__Objective__: Count how many lines below include the string "words", and give that number without anything else.

__Given data__:
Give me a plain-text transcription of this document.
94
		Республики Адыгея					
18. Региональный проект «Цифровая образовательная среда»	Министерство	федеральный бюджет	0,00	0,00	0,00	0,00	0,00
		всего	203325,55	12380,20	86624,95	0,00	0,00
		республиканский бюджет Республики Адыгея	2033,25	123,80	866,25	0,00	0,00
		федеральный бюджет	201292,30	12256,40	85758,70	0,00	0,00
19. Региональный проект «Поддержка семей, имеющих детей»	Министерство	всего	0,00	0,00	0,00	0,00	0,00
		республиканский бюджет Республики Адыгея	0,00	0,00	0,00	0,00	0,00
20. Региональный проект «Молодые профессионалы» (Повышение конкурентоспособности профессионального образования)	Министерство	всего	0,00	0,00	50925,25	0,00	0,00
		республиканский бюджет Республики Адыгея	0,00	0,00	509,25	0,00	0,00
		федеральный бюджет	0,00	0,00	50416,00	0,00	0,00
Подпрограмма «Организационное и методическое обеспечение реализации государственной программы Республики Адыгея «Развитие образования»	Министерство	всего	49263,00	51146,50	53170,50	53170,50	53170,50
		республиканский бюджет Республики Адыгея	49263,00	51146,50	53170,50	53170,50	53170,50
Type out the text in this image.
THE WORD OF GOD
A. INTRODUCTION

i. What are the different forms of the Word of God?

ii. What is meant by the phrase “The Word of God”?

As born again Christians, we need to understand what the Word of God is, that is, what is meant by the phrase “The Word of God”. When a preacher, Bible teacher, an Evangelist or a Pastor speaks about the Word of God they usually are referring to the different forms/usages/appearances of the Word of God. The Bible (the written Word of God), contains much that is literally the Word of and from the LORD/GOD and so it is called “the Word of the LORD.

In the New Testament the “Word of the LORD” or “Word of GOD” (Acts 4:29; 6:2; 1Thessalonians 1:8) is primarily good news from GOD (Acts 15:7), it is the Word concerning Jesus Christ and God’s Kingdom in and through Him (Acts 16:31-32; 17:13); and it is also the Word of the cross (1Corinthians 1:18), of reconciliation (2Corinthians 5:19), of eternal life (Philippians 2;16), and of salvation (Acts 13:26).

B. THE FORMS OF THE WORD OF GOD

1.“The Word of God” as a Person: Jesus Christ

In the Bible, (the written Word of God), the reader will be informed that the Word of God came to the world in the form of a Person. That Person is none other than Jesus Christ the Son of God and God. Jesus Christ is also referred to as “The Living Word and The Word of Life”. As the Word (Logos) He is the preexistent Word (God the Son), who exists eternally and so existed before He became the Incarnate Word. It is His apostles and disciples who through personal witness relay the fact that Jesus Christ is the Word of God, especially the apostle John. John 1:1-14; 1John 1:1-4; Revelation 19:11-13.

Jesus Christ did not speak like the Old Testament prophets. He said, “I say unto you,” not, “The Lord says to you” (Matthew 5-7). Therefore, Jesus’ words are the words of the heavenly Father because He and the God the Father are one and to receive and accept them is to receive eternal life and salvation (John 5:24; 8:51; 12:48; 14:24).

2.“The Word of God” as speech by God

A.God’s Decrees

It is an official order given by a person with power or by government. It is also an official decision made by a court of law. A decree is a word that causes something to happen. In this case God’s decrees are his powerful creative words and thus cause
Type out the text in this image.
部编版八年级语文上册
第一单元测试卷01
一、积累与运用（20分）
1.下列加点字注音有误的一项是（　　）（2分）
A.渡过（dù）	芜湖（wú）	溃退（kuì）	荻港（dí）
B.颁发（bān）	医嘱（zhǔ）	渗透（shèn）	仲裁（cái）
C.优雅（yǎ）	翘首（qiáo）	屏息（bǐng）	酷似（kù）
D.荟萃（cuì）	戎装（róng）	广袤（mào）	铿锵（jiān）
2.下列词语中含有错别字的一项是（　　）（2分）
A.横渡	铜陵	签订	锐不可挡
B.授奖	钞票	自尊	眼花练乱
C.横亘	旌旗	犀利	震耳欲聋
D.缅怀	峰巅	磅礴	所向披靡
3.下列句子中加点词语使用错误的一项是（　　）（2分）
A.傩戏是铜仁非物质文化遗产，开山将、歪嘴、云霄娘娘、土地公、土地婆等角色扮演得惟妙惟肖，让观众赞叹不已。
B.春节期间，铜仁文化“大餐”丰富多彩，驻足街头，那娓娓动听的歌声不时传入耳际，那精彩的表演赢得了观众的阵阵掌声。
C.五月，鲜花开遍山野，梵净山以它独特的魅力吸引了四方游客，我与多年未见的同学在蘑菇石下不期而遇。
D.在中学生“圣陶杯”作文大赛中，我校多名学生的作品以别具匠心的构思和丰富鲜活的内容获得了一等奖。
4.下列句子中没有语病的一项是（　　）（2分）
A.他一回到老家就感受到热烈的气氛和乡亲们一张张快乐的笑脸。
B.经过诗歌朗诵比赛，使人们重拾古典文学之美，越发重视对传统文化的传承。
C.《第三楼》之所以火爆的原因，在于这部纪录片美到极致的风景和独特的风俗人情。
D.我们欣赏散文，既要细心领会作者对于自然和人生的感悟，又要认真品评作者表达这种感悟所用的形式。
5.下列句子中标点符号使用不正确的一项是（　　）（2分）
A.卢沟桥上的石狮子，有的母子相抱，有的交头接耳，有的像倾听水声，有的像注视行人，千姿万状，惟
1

__Exercise output__: 2